§ **THE PROBLEM**
Count the lines that hold the string "JSON". Reply with the number alone.

§ **GIVEN RECORDS**
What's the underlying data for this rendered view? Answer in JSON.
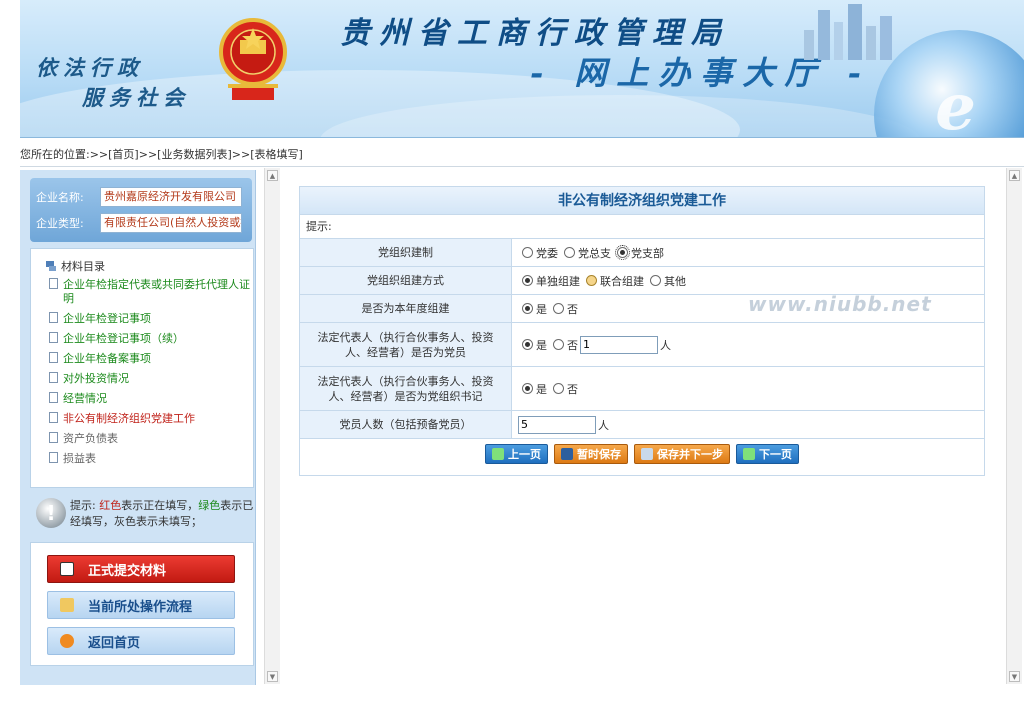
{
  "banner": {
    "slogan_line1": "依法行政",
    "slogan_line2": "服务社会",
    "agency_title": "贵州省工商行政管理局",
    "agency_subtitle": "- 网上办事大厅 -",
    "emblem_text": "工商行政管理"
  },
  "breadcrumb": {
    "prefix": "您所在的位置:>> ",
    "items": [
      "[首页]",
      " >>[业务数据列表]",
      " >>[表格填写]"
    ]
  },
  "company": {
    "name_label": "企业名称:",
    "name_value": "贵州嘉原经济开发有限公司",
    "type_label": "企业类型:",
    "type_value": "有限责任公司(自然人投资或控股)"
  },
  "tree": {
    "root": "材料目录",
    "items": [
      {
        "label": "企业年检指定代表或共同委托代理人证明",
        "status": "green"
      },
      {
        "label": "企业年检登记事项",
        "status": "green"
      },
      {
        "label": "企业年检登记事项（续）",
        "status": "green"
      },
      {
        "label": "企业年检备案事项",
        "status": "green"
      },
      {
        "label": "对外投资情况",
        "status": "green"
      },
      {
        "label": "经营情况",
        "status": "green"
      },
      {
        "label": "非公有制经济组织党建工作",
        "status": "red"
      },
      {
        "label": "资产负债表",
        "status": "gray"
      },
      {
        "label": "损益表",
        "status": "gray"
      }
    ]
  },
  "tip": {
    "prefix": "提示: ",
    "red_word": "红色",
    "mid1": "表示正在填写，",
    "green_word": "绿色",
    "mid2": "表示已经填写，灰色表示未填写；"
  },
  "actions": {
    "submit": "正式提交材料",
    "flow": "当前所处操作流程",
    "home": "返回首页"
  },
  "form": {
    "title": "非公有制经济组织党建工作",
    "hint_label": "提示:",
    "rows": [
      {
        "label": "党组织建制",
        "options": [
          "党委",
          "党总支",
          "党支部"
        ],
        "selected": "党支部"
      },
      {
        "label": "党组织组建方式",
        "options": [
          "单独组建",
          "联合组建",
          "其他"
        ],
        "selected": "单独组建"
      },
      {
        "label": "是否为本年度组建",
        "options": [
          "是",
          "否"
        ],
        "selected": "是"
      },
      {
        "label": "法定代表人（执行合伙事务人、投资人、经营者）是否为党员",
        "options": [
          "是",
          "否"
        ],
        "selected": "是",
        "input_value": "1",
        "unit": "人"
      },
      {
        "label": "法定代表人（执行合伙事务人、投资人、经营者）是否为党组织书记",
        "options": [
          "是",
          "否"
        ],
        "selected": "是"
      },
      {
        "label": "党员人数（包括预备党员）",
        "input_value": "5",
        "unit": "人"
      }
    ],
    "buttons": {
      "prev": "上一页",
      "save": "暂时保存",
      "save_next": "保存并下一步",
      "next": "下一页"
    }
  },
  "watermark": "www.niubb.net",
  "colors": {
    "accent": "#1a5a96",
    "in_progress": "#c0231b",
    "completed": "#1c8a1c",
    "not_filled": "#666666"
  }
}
--
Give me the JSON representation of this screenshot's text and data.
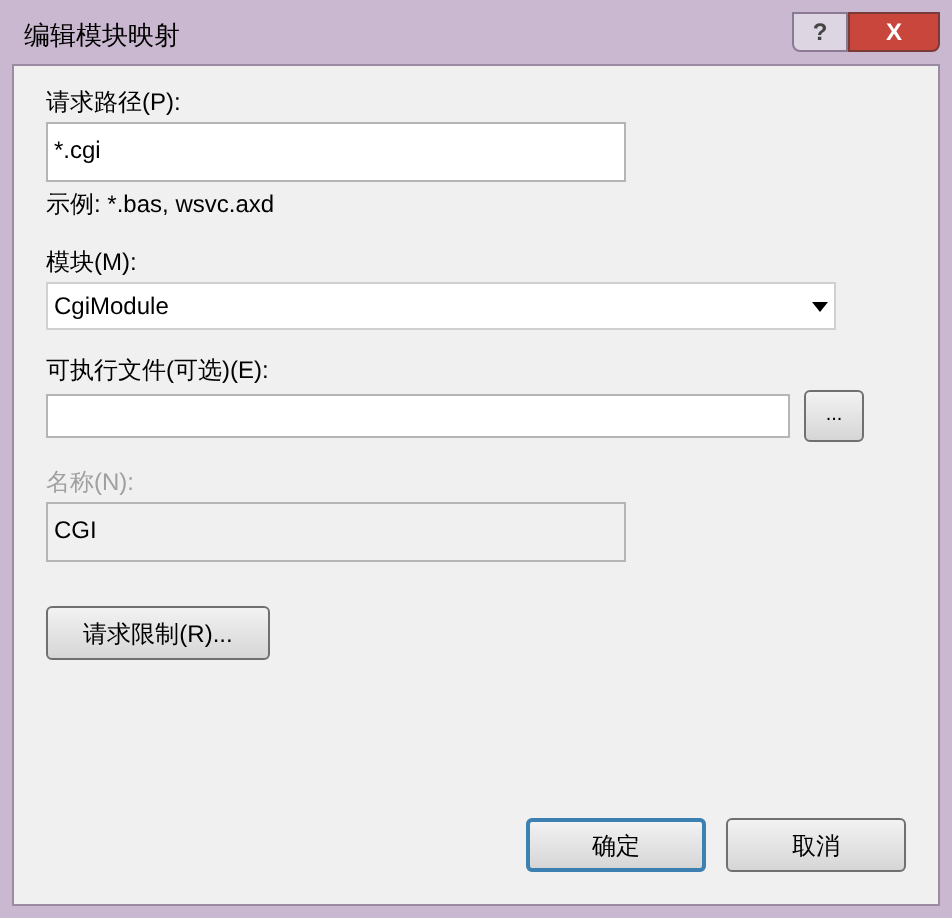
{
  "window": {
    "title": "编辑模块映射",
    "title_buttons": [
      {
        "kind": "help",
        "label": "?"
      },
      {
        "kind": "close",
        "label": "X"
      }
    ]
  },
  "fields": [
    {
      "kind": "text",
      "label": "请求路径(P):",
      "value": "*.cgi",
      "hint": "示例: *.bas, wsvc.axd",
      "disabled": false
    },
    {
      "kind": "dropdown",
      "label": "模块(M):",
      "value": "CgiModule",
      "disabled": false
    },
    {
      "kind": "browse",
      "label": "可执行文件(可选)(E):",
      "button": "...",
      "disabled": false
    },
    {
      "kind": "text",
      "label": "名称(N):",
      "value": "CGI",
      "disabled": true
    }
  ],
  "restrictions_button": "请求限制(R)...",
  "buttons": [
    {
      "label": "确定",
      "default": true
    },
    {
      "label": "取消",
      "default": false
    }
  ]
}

§ **SOLUTION TO THIS EXERCISE**
2